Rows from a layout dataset
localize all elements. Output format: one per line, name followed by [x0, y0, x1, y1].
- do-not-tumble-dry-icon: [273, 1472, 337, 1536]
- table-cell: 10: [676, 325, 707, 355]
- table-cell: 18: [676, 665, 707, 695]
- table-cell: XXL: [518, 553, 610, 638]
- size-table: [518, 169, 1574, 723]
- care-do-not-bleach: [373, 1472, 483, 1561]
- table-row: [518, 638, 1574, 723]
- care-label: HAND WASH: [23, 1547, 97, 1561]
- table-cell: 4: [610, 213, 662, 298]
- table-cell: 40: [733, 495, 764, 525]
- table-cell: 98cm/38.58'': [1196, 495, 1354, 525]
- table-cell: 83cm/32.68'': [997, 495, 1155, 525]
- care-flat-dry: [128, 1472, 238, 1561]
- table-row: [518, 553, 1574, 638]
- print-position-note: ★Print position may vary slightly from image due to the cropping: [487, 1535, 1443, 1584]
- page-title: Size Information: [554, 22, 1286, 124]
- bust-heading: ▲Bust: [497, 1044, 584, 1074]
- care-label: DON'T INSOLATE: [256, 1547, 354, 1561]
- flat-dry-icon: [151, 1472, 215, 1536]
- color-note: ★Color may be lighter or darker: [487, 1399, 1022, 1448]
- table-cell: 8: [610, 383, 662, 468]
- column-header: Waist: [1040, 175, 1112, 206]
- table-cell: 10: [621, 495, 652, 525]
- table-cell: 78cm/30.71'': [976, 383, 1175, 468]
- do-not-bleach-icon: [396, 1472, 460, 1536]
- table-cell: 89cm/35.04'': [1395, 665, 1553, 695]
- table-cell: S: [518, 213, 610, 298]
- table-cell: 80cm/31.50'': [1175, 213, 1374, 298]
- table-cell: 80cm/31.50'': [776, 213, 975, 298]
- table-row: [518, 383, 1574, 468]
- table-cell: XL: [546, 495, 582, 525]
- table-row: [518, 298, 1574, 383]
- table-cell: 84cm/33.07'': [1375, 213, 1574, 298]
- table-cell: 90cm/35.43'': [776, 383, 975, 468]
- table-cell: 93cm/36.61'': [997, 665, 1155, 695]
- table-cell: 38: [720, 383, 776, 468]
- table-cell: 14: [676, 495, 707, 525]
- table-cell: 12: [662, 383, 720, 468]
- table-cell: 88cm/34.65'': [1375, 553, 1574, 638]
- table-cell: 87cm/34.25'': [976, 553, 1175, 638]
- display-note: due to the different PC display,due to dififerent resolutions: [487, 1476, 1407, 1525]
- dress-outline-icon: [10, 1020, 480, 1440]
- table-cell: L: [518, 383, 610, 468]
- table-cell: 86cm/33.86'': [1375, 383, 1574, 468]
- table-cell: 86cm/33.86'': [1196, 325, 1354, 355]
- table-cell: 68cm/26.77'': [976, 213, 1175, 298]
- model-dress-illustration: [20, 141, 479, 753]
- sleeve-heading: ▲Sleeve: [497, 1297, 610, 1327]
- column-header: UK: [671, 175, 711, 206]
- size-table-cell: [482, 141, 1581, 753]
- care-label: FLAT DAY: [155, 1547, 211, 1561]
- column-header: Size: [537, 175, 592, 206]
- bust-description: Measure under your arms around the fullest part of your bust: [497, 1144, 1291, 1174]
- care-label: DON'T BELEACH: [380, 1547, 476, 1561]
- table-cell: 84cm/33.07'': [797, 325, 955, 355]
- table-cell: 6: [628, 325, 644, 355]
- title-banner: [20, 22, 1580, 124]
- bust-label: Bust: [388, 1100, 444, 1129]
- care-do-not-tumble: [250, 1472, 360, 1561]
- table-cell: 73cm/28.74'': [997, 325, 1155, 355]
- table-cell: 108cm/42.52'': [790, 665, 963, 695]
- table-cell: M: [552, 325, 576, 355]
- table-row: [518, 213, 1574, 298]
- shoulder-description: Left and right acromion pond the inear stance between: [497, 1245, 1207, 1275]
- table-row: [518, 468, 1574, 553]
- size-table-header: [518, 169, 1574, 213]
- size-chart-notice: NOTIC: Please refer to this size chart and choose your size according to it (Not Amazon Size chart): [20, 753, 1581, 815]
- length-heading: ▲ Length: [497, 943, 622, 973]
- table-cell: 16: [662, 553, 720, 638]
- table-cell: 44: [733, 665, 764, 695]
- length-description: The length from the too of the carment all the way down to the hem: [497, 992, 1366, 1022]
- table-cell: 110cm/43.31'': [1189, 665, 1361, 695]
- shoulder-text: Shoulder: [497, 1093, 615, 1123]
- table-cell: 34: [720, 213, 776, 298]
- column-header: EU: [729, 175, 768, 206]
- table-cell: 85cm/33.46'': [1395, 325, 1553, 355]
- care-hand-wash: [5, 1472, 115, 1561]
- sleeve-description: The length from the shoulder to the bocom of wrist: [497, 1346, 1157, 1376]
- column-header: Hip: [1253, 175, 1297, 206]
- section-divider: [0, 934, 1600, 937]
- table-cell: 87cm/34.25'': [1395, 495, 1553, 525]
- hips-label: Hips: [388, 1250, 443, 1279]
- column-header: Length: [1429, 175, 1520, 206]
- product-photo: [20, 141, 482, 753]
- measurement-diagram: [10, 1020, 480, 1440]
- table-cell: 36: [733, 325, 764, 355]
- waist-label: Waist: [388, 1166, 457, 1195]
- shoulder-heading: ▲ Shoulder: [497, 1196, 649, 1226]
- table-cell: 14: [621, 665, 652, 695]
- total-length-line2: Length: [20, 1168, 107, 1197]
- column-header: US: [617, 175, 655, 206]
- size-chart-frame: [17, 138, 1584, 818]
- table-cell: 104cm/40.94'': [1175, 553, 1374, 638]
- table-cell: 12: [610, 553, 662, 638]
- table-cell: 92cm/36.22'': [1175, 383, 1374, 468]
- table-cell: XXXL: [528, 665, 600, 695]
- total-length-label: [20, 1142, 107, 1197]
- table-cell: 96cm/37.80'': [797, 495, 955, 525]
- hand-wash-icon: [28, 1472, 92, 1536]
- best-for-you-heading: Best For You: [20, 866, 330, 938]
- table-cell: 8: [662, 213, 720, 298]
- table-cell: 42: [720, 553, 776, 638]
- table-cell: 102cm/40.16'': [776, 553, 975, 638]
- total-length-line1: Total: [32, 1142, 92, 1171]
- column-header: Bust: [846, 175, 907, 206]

- _Objective_
Select each line of the data above that contains the word "bleach".

- _Written solution_
- care-do-not-bleach: [373, 1472, 483, 1561]
- do-not-bleach-icon: [396, 1472, 460, 1536]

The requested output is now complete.